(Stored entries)
>> begin

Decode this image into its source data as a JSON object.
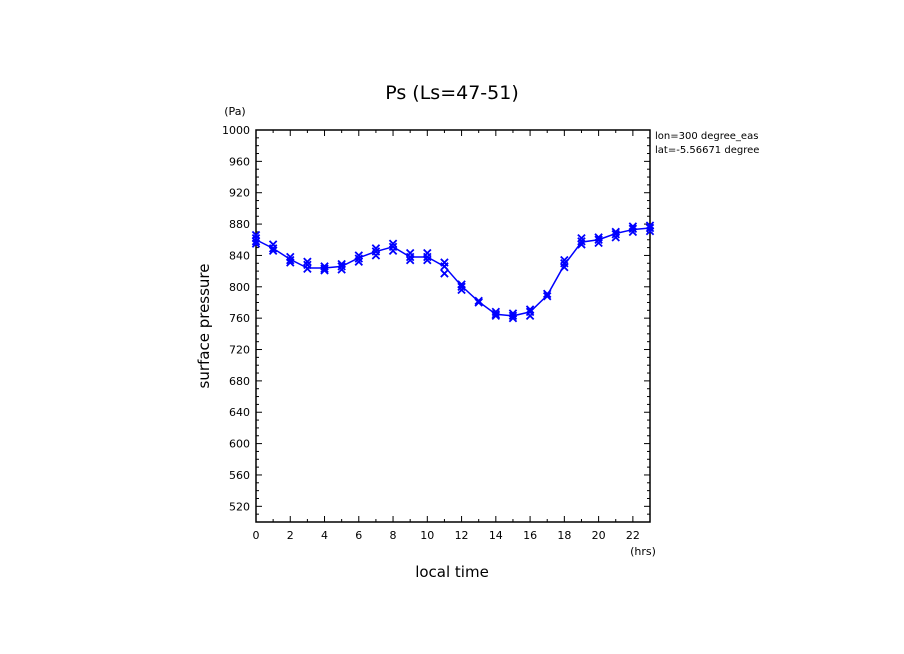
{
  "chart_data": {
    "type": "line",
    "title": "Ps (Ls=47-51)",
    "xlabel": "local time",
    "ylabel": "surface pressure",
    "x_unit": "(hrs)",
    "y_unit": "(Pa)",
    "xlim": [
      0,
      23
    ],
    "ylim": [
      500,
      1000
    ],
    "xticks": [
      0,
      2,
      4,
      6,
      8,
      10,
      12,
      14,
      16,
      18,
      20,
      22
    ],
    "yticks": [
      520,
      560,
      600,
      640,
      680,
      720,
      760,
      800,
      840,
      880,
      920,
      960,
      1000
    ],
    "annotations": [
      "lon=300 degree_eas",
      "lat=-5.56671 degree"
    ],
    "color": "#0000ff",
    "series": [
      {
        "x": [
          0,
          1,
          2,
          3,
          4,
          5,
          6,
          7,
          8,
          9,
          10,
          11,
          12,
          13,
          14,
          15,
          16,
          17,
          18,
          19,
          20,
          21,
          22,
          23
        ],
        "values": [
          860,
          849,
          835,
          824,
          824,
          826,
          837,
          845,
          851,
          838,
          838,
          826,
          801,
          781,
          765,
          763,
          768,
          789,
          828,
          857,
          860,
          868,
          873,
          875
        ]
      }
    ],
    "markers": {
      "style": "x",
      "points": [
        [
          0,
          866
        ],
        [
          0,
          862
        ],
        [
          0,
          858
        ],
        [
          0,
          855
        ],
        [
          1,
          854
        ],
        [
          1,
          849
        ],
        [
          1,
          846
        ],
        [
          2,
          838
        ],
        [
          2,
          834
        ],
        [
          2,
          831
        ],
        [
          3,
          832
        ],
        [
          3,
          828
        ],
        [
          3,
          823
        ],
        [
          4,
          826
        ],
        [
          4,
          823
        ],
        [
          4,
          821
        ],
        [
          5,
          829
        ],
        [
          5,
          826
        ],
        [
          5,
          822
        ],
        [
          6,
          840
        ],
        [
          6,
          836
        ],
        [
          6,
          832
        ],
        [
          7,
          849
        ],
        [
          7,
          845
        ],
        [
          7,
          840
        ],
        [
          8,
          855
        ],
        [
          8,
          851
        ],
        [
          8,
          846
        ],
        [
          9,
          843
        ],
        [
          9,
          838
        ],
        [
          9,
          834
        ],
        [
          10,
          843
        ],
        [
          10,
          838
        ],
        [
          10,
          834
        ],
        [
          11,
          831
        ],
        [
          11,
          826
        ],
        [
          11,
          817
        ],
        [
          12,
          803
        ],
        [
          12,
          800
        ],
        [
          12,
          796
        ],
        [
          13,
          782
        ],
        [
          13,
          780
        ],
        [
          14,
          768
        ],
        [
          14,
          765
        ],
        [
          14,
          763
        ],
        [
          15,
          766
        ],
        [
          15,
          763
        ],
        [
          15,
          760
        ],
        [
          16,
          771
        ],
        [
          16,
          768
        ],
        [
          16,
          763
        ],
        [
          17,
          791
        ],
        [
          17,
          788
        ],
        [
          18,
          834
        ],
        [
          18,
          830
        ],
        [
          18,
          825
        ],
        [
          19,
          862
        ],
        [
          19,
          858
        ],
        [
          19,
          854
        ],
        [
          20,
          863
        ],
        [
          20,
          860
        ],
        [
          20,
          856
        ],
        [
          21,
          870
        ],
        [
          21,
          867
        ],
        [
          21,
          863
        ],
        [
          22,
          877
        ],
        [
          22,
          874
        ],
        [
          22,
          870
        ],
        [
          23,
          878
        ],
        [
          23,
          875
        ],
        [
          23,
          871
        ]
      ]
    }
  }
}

>> end

■ STATED TASK ■
Reproduce all entries exactly. Pictures do not belong in the copy.

■ FINAL RESULT ■
Decode this image into its source data as a JSON object.
{
  "chart_data": {
    "type": "line",
    "title": "Ps (Ls=47-51)",
    "xlabel": "local time",
    "ylabel": "surface pressure",
    "x_unit": "(hrs)",
    "y_unit": "(Pa)",
    "xlim": [
      0,
      23
    ],
    "ylim": [
      500,
      1000
    ],
    "xticks": [
      0,
      2,
      4,
      6,
      8,
      10,
      12,
      14,
      16,
      18,
      20,
      22
    ],
    "yticks": [
      520,
      560,
      600,
      640,
      680,
      720,
      760,
      800,
      840,
      880,
      920,
      960,
      1000
    ],
    "annotations": [
      "lon=300 degree_eas",
      "lat=-5.56671 degree"
    ],
    "color": "#0000ff",
    "series": [
      {
        "x": [
          0,
          1,
          2,
          3,
          4,
          5,
          6,
          7,
          8,
          9,
          10,
          11,
          12,
          13,
          14,
          15,
          16,
          17,
          18,
          19,
          20,
          21,
          22,
          23
        ],
        "values": [
          860,
          849,
          835,
          824,
          824,
          826,
          837,
          845,
          851,
          838,
          838,
          826,
          801,
          781,
          765,
          763,
          768,
          789,
          828,
          857,
          860,
          868,
          873,
          875
        ]
      }
    ],
    "markers": {
      "style": "x",
      "points": [
        [
          0,
          866
        ],
        [
          0,
          862
        ],
        [
          0,
          858
        ],
        [
          0,
          855
        ],
        [
          1,
          854
        ],
        [
          1,
          849
        ],
        [
          1,
          846
        ],
        [
          2,
          838
        ],
        [
          2,
          834
        ],
        [
          2,
          831
        ],
        [
          3,
          832
        ],
        [
          3,
          828
        ],
        [
          3,
          823
        ],
        [
          4,
          826
        ],
        [
          4,
          823
        ],
        [
          4,
          821
        ],
        [
          5,
          829
        ],
        [
          5,
          826
        ],
        [
          5,
          822
        ],
        [
          6,
          840
        ],
        [
          6,
          836
        ],
        [
          6,
          832
        ],
        [
          7,
          849
        ],
        [
          7,
          845
        ],
        [
          7,
          840
        ],
        [
          8,
          855
        ],
        [
          8,
          851
        ],
        [
          8,
          846
        ],
        [
          9,
          843
        ],
        [
          9,
          838
        ],
        [
          9,
          834
        ],
        [
          10,
          843
        ],
        [
          10,
          838
        ],
        [
          10,
          834
        ],
        [
          11,
          831
        ],
        [
          11,
          826
        ],
        [
          11,
          817
        ],
        [
          12,
          803
        ],
        [
          12,
          800
        ],
        [
          12,
          796
        ],
        [
          13,
          782
        ],
        [
          13,
          780
        ],
        [
          14,
          768
        ],
        [
          14,
          765
        ],
        [
          14,
          763
        ],
        [
          15,
          766
        ],
        [
          15,
          763
        ],
        [
          15,
          760
        ],
        [
          16,
          771
        ],
        [
          16,
          768
        ],
        [
          16,
          763
        ],
        [
          17,
          791
        ],
        [
          17,
          788
        ],
        [
          18,
          834
        ],
        [
          18,
          830
        ],
        [
          18,
          825
        ],
        [
          19,
          862
        ],
        [
          19,
          858
        ],
        [
          19,
          854
        ],
        [
          20,
          863
        ],
        [
          20,
          860
        ],
        [
          20,
          856
        ],
        [
          21,
          870
        ],
        [
          21,
          867
        ],
        [
          21,
          863
        ],
        [
          22,
          877
        ],
        [
          22,
          874
        ],
        [
          22,
          870
        ],
        [
          23,
          878
        ],
        [
          23,
          875
        ],
        [
          23,
          871
        ]
      ]
    }
  }
}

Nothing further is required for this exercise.